▸ **PROBLEM DETAILS**
Repeat everything in the material exactly.

%%

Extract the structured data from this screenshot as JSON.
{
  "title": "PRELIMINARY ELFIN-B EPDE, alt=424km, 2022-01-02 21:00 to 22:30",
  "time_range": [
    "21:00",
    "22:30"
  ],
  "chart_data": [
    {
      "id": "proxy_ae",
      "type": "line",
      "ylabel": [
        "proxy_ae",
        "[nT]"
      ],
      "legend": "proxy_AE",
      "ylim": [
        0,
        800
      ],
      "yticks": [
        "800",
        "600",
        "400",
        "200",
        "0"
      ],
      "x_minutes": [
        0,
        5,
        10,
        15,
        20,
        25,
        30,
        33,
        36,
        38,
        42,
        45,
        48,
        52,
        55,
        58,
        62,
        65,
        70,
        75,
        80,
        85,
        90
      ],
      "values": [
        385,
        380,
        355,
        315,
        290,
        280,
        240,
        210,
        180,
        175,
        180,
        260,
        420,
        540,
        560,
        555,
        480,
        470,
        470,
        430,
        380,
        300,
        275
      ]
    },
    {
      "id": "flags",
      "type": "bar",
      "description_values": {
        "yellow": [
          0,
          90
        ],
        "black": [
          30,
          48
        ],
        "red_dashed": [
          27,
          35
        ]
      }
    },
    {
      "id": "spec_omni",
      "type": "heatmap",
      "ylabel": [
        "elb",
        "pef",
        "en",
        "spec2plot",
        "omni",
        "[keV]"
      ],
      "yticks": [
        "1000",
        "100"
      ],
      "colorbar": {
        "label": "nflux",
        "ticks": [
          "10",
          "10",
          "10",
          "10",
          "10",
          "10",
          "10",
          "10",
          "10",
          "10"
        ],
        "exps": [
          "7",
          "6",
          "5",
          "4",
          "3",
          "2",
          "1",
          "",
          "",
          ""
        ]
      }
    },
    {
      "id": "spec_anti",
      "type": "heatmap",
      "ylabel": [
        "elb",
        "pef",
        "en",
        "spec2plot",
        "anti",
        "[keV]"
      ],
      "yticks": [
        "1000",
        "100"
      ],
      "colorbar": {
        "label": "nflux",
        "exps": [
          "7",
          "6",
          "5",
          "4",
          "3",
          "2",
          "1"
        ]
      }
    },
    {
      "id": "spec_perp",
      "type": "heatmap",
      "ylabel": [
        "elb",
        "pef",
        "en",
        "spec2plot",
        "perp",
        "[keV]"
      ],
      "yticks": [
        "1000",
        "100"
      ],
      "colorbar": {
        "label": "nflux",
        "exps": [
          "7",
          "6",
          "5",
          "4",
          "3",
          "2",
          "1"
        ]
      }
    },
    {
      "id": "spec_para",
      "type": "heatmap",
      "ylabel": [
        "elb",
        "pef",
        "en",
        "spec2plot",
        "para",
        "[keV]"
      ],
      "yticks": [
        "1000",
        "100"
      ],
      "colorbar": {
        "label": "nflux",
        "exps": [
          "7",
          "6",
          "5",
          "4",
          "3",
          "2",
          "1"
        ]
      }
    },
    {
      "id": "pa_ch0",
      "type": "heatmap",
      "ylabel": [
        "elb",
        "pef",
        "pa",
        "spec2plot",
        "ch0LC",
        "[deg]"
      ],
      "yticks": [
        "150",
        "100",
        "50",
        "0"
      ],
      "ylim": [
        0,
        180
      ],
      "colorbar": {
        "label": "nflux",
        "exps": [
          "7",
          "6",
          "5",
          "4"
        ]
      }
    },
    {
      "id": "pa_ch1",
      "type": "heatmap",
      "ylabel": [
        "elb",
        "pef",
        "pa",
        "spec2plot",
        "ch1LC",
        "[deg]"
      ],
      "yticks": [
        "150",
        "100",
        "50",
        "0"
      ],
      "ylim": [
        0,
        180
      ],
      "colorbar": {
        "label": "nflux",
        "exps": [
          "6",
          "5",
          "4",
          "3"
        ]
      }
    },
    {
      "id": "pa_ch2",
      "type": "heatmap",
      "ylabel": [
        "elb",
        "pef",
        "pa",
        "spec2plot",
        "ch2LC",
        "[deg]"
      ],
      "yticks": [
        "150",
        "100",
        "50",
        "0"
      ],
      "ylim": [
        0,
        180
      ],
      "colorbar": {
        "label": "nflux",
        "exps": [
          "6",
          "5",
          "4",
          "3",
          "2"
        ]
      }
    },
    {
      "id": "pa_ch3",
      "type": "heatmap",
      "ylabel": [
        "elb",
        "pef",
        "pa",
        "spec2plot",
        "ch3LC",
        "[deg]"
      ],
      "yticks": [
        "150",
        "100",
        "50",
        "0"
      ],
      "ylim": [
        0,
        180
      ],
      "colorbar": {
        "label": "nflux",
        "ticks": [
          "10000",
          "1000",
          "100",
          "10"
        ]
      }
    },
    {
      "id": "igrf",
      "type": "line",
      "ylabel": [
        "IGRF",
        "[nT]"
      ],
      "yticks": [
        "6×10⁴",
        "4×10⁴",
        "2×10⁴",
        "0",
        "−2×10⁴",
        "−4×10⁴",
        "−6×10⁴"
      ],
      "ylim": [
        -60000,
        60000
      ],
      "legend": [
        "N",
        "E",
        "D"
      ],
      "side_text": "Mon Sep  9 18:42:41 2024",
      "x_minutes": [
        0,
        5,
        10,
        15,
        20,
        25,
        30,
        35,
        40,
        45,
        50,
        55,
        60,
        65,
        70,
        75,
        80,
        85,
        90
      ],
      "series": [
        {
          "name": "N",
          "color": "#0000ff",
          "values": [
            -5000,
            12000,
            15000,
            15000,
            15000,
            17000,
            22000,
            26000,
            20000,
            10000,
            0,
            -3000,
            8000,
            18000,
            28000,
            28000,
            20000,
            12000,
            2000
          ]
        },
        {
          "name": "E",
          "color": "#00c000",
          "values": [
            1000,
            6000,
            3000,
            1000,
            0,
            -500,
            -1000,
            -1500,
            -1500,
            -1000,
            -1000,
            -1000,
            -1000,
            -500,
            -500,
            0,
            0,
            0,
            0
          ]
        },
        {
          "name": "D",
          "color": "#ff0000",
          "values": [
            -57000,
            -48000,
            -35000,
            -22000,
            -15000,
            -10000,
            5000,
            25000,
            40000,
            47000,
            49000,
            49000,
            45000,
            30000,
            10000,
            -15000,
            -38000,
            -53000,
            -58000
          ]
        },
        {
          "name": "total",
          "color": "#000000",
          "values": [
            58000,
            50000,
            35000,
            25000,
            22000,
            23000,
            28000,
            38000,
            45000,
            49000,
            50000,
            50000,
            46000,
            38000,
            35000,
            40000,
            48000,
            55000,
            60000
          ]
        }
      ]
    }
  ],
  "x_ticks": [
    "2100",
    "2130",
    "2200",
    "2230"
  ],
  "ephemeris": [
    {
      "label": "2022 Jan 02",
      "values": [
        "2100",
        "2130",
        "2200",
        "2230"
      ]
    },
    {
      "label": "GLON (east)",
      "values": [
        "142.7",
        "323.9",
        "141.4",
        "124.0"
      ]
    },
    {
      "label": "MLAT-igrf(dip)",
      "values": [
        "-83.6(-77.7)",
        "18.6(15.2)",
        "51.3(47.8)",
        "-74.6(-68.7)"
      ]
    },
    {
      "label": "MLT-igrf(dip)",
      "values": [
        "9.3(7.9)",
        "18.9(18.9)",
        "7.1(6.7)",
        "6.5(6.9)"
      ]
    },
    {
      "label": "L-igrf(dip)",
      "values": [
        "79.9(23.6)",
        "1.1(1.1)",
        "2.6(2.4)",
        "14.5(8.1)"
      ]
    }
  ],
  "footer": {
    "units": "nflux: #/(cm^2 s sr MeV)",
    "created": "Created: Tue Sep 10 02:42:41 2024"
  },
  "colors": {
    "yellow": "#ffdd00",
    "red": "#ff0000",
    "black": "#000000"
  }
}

%%

▸ **SOLUTION TO THIS EXERCISE**
Extract the structured data from this screenshot as JSON.
{
  "title": "PRELIMINARY ELFIN-B EPDE, alt=424km, 2022-01-02 21:00 to 22:30",
  "time_range": [
    "21:00",
    "22:30"
  ],
  "chart_data": [
    {
      "id": "proxy_ae",
      "type": "line",
      "ylabel": [
        "proxy_ae",
        "[nT]"
      ],
      "legend": "proxy_AE",
      "ylim": [
        0,
        800
      ],
      "yticks": [
        "800",
        "600",
        "400",
        "200",
        "0"
      ],
      "x_minutes": [
        0,
        5,
        10,
        15,
        20,
        25,
        30,
        33,
        36,
        38,
        42,
        45,
        48,
        52,
        55,
        58,
        62,
        65,
        70,
        75,
        80,
        85,
        90
      ],
      "values": [
        385,
        380,
        355,
        315,
        290,
        280,
        240,
        210,
        180,
        175,
        180,
        260,
        420,
        540,
        560,
        555,
        480,
        470,
        470,
        430,
        380,
        300,
        275
      ]
    },
    {
      "id": "flags",
      "type": "bar",
      "description_values": {
        "yellow": [
          0,
          90
        ],
        "black": [
          30,
          48
        ],
        "red_dashed": [
          27,
          35
        ]
      }
    },
    {
      "id": "spec_omni",
      "type": "heatmap",
      "ylabel": [
        "elb",
        "pef",
        "en",
        "spec2plot",
        "omni",
        "[keV]"
      ],
      "yticks": [
        "1000",
        "100"
      ],
      "colorbar": {
        "label": "nflux",
        "ticks": [
          "10",
          "10",
          "10",
          "10",
          "10",
          "10",
          "10",
          "10",
          "10",
          "10"
        ],
        "exps": [
          "7",
          "6",
          "5",
          "4",
          "3",
          "2",
          "1",
          "",
          "",
          ""
        ]
      }
    },
    {
      "id": "spec_anti",
      "type": "heatmap",
      "ylabel": [
        "elb",
        "pef",
        "en",
        "spec2plot",
        "anti",
        "[keV]"
      ],
      "yticks": [
        "1000",
        "100"
      ],
      "colorbar": {
        "label": "nflux",
        "exps": [
          "7",
          "6",
          "5",
          "4",
          "3",
          "2",
          "1"
        ]
      }
    },
    {
      "id": "spec_perp",
      "type": "heatmap",
      "ylabel": [
        "elb",
        "pef",
        "en",
        "spec2plot",
        "perp",
        "[keV]"
      ],
      "yticks": [
        "1000",
        "100"
      ],
      "colorbar": {
        "label": "nflux",
        "exps": [
          "7",
          "6",
          "5",
          "4",
          "3",
          "2",
          "1"
        ]
      }
    },
    {
      "id": "spec_para",
      "type": "heatmap",
      "ylabel": [
        "elb",
        "pef",
        "en",
        "spec2plot",
        "para",
        "[keV]"
      ],
      "yticks": [
        "1000",
        "100"
      ],
      "colorbar": {
        "label": "nflux",
        "exps": [
          "7",
          "6",
          "5",
          "4",
          "3",
          "2",
          "1"
        ]
      }
    },
    {
      "id": "pa_ch0",
      "type": "heatmap",
      "ylabel": [
        "elb",
        "pef",
        "pa",
        "spec2plot",
        "ch0LC",
        "[deg]"
      ],
      "yticks": [
        "150",
        "100",
        "50",
        "0"
      ],
      "ylim": [
        0,
        180
      ],
      "colorbar": {
        "label": "nflux",
        "exps": [
          "7",
          "6",
          "5",
          "4"
        ]
      }
    },
    {
      "id": "pa_ch1",
      "type": "heatmap",
      "ylabel": [
        "elb",
        "pef",
        "pa",
        "spec2plot",
        "ch1LC",
        "[deg]"
      ],
      "yticks": [
        "150",
        "100",
        "50",
        "0"
      ],
      "ylim": [
        0,
        180
      ],
      "colorbar": {
        "label": "nflux",
        "exps": [
          "6",
          "5",
          "4",
          "3"
        ]
      }
    },
    {
      "id": "pa_ch2",
      "type": "heatmap",
      "ylabel": [
        "elb",
        "pef",
        "pa",
        "spec2plot",
        "ch2LC",
        "[deg]"
      ],
      "yticks": [
        "150",
        "100",
        "50",
        "0"
      ],
      "ylim": [
        0,
        180
      ],
      "colorbar": {
        "label": "nflux",
        "exps": [
          "6",
          "5",
          "4",
          "3",
          "2"
        ]
      }
    },
    {
      "id": "pa_ch3",
      "type": "heatmap",
      "ylabel": [
        "elb",
        "pef",
        "pa",
        "spec2plot",
        "ch3LC",
        "[deg]"
      ],
      "yticks": [
        "150",
        "100",
        "50",
        "0"
      ],
      "ylim": [
        0,
        180
      ],
      "colorbar": {
        "label": "nflux",
        "ticks": [
          "10000",
          "1000",
          "100",
          "10"
        ]
      }
    },
    {
      "id": "igrf",
      "type": "line",
      "ylabel": [
        "IGRF",
        "[nT]"
      ],
      "yticks": [
        "6×10⁴",
        "4×10⁴",
        "2×10⁴",
        "0",
        "−2×10⁴",
        "−4×10⁴",
        "−6×10⁴"
      ],
      "ylim": [
        -60000,
        60000
      ],
      "legend": [
        "N",
        "E",
        "D"
      ],
      "side_text": "Mon Sep  9 18:42:41 2024",
      "x_minutes": [
        0,
        5,
        10,
        15,
        20,
        25,
        30,
        35,
        40,
        45,
        50,
        55,
        60,
        65,
        70,
        75,
        80,
        85,
        90
      ],
      "series": [
        {
          "name": "N",
          "color": "#0000ff",
          "values": [
            -5000,
            12000,
            15000,
            15000,
            15000,
            17000,
            22000,
            26000,
            20000,
            10000,
            0,
            -3000,
            8000,
            18000,
            28000,
            28000,
            20000,
            12000,
            2000
          ]
        },
        {
          "name": "E",
          "color": "#00c000",
          "values": [
            1000,
            6000,
            3000,
            1000,
            0,
            -500,
            -1000,
            -1500,
            -1500,
            -1000,
            -1000,
            -1000,
            -1000,
            -500,
            -500,
            0,
            0,
            0,
            0
          ]
        },
        {
          "name": "D",
          "color": "#ff0000",
          "values": [
            -57000,
            -48000,
            -35000,
            -22000,
            -15000,
            -10000,
            5000,
            25000,
            40000,
            47000,
            49000,
            49000,
            45000,
            30000,
            10000,
            -15000,
            -38000,
            -53000,
            -58000
          ]
        },
        {
          "name": "total",
          "color": "#000000",
          "values": [
            58000,
            50000,
            35000,
            25000,
            22000,
            23000,
            28000,
            38000,
            45000,
            49000,
            50000,
            50000,
            46000,
            38000,
            35000,
            40000,
            48000,
            55000,
            60000
          ]
        }
      ]
    }
  ],
  "x_ticks": [
    "2100",
    "2130",
    "2200",
    "2230"
  ],
  "ephemeris": [
    {
      "label": "2022 Jan 02",
      "values": [
        "2100",
        "2130",
        "2200",
        "2230"
      ]
    },
    {
      "label": "GLON (east)",
      "values": [
        "142.7",
        "323.9",
        "141.4",
        "124.0"
      ]
    },
    {
      "label": "MLAT-igrf(dip)",
      "values": [
        "-83.6(-77.7)",
        "18.6(15.2)",
        "51.3(47.8)",
        "-74.6(-68.7)"
      ]
    },
    {
      "label": "MLT-igrf(dip)",
      "values": [
        "9.3(7.9)",
        "18.9(18.9)",
        "7.1(6.7)",
        "6.5(6.9)"
      ]
    },
    {
      "label": "L-igrf(dip)",
      "values": [
        "79.9(23.6)",
        "1.1(1.1)",
        "2.6(2.4)",
        "14.5(8.1)"
      ]
    }
  ],
  "footer": {
    "units": "nflux: #/(cm^2 s sr MeV)",
    "created": "Created: Tue Sep 10 02:42:41 2024"
  },
  "colors": {
    "yellow": "#ffdd00",
    "red": "#ff0000",
    "black": "#000000"
  }
}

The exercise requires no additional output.